Provincial Punk. Grayson Perry. Turner Contemporary.
Two things strike in this exhibition: a strong sense of Englishness and a creative link to an artistic heritage as far back as the antique world.
The classical urns, vases on closer inspection are deliciously subverted by montaged images that are frequently sexual in nature. Yet there is of course a precedent here. Many original attic vases although gentle in form carried obscene images. Curiously there is something disarming about the combination of sensual shape and pornographic message. As observers we are drawn in and although shocked by the images are not repelled and are therefore more receptive to their message.
Grayson’s graphic images are not simple the doodling’s of a boy ‘obsessed with his cock’. They comment on the realities of sexual need. Central is the issue of transvestism; there is a suggestion in the images of beautiful part-woman part-man that sex and gender are fluid and should be celebrated as such. Perry’s work is at all times witty. Thus he gets away with much. One urn shows a man pleasuring himself with a vacuum cleaner which creates a laugh out loud response. Another contrasts explicit images with pictures taken from vintage knitting patterns. The resultant clash clearly flags up the tension between stylised gender roles and the bald truth. What strikes one is the artist’s distinctive illustrative style. His drawing verges at times on the cartoon, a style in keeping with his satirical agenda. Females are beautiful yet have hands like claws, and always with black hair that links to harpies and witches, the men are paler figures by comparison. In keeping perhaps with Perry’s own need to have a colourful female persona in the figure of Claire his alter ego, who presides over many works.
Many of the vases and indeed other media are concerned with the working class, Perry himself being a working class hero. To a degree he champions their lot charting their near obliteration by the gentrification of the large cities. Perry is at all times honest in his work. We are shown chavs with pit bulls, burnt out cars, the warts and all of a culture under threat. There is neither sentiment here nor censure simply a labelling of a society that is being lost either by clawing its way on to the lowest rung of the middle classes or falling through the cracks into benefits scum.

(Dataset excerpt)
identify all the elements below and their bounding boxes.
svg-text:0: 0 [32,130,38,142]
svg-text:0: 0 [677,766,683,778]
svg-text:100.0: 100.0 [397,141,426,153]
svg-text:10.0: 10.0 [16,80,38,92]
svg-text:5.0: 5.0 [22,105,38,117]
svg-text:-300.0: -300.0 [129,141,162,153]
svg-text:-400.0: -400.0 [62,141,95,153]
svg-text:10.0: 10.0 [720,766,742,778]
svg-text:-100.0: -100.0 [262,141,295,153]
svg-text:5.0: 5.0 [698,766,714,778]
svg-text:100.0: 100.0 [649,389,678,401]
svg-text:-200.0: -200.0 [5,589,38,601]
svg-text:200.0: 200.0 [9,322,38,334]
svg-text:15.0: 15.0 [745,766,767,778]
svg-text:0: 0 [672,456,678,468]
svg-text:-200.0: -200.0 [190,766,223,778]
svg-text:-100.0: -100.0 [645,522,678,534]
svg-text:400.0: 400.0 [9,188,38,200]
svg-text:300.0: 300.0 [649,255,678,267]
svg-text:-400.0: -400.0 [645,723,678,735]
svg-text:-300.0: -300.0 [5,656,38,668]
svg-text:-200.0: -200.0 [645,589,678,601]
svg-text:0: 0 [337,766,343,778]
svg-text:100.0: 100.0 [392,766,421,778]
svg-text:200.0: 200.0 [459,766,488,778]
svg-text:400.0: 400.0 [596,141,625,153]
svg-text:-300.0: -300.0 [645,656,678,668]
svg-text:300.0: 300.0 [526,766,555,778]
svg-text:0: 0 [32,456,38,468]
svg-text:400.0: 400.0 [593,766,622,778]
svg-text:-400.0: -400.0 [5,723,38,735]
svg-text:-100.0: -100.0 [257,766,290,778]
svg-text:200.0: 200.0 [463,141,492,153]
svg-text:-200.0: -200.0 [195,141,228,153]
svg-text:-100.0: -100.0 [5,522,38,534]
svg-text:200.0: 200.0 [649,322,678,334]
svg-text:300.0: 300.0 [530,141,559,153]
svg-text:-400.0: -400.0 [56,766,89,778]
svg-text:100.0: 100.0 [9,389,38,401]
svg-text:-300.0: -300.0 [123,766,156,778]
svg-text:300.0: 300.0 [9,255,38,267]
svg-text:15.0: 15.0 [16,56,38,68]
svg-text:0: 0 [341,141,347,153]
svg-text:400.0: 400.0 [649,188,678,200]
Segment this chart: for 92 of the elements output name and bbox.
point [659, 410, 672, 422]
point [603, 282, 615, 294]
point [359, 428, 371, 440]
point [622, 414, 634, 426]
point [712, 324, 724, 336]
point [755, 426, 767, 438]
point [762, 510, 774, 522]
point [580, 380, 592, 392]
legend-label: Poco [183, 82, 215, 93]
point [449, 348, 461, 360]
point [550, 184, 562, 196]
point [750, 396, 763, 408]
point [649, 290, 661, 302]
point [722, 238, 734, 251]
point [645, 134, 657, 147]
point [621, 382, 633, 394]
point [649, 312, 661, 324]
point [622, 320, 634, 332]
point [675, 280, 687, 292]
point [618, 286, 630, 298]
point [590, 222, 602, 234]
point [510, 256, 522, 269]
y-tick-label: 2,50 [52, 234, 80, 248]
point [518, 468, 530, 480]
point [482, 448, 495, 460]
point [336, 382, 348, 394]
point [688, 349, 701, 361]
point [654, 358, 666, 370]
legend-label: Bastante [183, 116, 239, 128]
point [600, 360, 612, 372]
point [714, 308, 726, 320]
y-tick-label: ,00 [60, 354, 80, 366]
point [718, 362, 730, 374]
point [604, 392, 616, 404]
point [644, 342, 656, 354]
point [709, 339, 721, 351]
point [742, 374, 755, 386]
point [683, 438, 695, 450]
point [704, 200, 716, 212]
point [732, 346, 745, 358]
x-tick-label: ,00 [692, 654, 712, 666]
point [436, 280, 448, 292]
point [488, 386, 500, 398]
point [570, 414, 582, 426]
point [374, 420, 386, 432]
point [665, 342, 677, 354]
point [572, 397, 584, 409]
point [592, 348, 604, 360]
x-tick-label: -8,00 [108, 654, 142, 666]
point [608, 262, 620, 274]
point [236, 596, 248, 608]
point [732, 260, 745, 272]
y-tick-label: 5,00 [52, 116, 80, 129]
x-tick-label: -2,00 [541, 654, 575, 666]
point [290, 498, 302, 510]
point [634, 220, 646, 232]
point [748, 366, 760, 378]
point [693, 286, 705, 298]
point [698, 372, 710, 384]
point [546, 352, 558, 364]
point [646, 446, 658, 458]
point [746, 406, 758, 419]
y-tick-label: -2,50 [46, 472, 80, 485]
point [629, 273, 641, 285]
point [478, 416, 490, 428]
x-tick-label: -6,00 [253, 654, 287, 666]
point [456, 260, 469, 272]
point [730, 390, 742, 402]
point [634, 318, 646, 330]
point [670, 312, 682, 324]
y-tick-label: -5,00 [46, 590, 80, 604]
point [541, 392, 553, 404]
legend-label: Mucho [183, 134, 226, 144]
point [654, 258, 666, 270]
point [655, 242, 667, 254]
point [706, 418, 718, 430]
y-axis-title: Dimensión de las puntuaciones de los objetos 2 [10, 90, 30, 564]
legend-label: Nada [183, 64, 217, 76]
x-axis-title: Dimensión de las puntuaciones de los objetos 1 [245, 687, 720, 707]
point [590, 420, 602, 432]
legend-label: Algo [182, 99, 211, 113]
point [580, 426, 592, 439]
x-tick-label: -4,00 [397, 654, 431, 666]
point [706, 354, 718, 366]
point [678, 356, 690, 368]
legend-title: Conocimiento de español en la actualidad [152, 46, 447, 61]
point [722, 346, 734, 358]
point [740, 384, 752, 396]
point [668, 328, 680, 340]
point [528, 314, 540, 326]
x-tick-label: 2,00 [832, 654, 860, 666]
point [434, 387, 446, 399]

◆ OBJECTIVES:
A) Answer these from the Grayson Perry exhibition review:
(i) In which gallery is the exhibition held?
(ii) What kind of pictures does one urn set against explicit images?
(iii) What two sights does the review list as things the working-class works show, before "the warts and all"?
B) Carry on the Grayson Perry exhibition review from its final sentence.

◆ ANSWERS BELOW:
A)
(i) Turner Contemporary.
(ii) Pictures taken from vintage knitting patterns.
(iii) Chavs with pit bulls and burnt out cars.

B)
Moving on from the ceramics, the vast maps are a revelation. Whilst the urns reference classical culture, these reference medieval maps. Map of Nowhere at first appears to be a contemporary Mapamundi but viewed from a distance the map takes human form. This then is a commentary on the internal landscape of modern man. The level of detail is extraordinary. The observer finds themselves with head on one side straining to pick up all the references. Again linking to the past there are castles, fortresses etc., all endowed with modern titles such as Internet Dating. This link between past and present suggests that human nature has not intrinsically changed. Although serious in intent again wit is deployed not least in the sense that the ancient buildings and detailing are reminiscent of computer games such as Clash of Clans.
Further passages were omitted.